## Start Data in this exercise
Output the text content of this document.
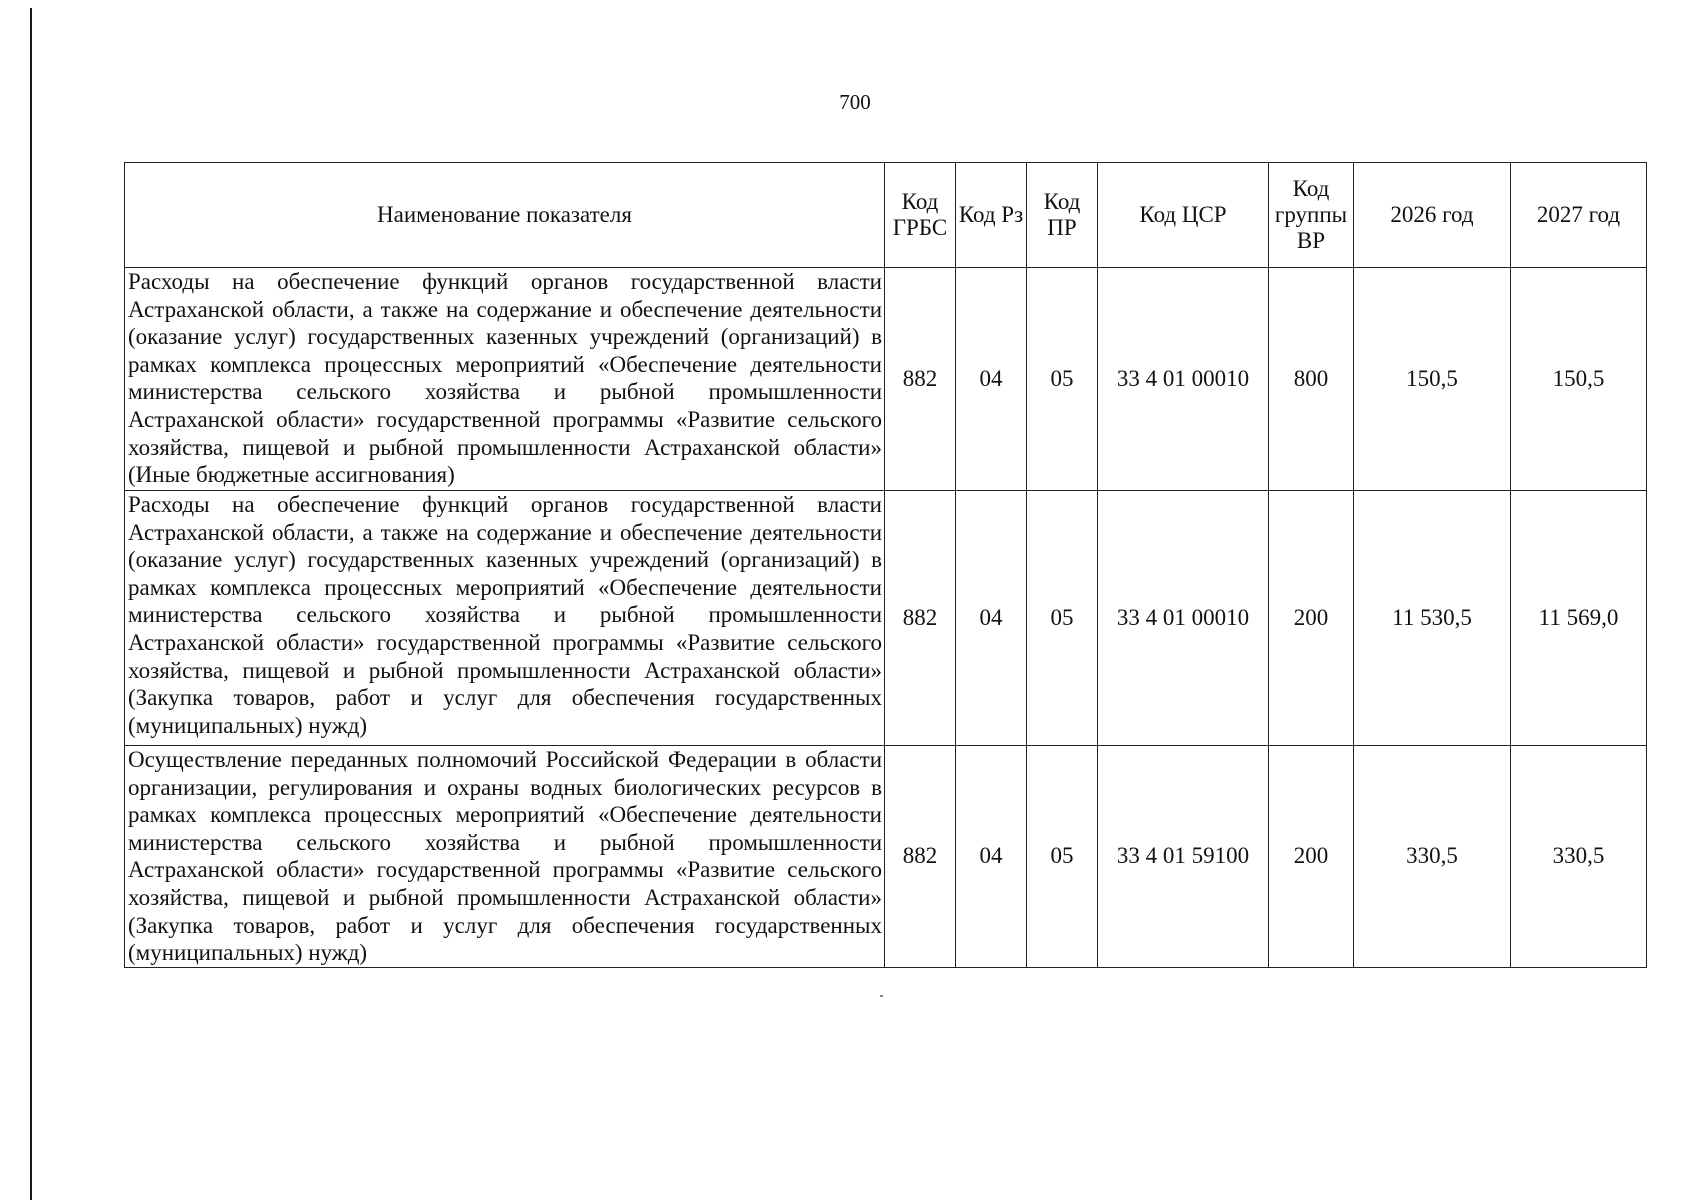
700
Наименование показателя	Код ГРБС	Код Рз	Код ПР	Код ЦСР	Код группы ВР	2026 год	2027 год
Расходы на обеспечение функций органов государственной власти Астраханской области, а также на содержание и обеспечение деятельности (оказание услуг) государственных казенных учреждений (организаций) в рамках комплекса процессных мероприятий «Обеспечение деятельности министерства сельского хозяйства и рыбной промышленности Астраханской области» государственной программы «Развитие сельского хозяйства, пищевой и рыбной промышленности Астраханской области» (Иные бюджетные ассигнования)	882	04	05	33 4 01 00010	800	150,5	150,5
Расходы на обеспечение функций органов государственной власти Астраханской области, а также на содержание и обеспечение деятельности (оказание услуг) государственных казенных учреждений (организаций) в рамках комплекса процессных мероприятий «Обеспечение деятельности министерства сельского хозяйства и рыбной промышленности Астраханской области» государственной программы «Развитие сельского хозяйства, пищевой и рыбной промышленности Астраханской области» (Закупка товаров, работ и услуг для обеспечения государственных (муниципальных) нужд)	882	04	05	33 4 01 00010	200	11 530,5	11 569,0
Осуществление переданных полномочий Российской Федерации в области организации, регулирования и охраны водных биологических ресурсов в рамках комплекса процессных мероприятий «Обеспечение деятельности министерства сельского хозяйства и рыбной промышленности Астраханской области» государственной программы «Развитие сельского хозяйства, пищевой и рыбной промышленности Астраханской области» (Закупка товаров, работ и услуг для обеспечения государственных (муниципальных) нужд)	882	04	05	33 4 01 59100	200	330,5	330,5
## End Data in this exercise
▶ **Stated task**:
Do not include the images; transcribe the rest of the listing exactly.

▶ **Correct output**:
Output the text content of this document.
700
Наименование показателя	Код ГРБС	Код Рз	Код ПР	Код ЦСР	Код группы ВР	2026 год	2027 год
Расходы на обеспечение функций органов государственной власти Астраханской области, а также на содержание и обеспечение деятельности (оказание услуг) государственных казенных учреждений (организаций) в рамках комплекса процессных мероприятий «Обеспечение деятельности министерства сельского хозяйства и рыбной промышленности Астраханской области» государственной программы «Развитие сельского хозяйства, пищевой и рыбной промышленности Астраханской области» (Иные бюджетные ассигнования)	882	04	05	33 4 01 00010	800	150,5	150,5
Расходы на обеспечение функций органов государственной власти Астраханской области, а также на содержание и обеспечение деятельности (оказание услуг) государственных казенных учреждений (организаций) в рамках комплекса процессных мероприятий «Обеспечение деятельности министерства сельского хозяйства и рыбной промышленности Астраханской области» государственной программы «Развитие сельского хозяйства, пищевой и рыбной промышленности Астраханской области» (Закупка товаров, работ и услуг для обеспечения государственных (муниципальных) нужд)	882	04	05	33 4 01 00010	200	11 530,5	11 569,0
Осуществление переданных полномочий Российской Федерации в области организации, регулирования и охраны водных биологических ресурсов в рамках комплекса процессных мероприятий «Обеспечение деятельности министерства сельского хозяйства и рыбной промышленности Астраханской области» государственной программы «Развитие сельского хозяйства, пищевой и рыбной промышленности Астраханской области» (Закупка товаров, работ и услуг для обеспечения государственных (муниципальных) нужд)	882	04	05	33 4 01 59100	200	330,5	330,5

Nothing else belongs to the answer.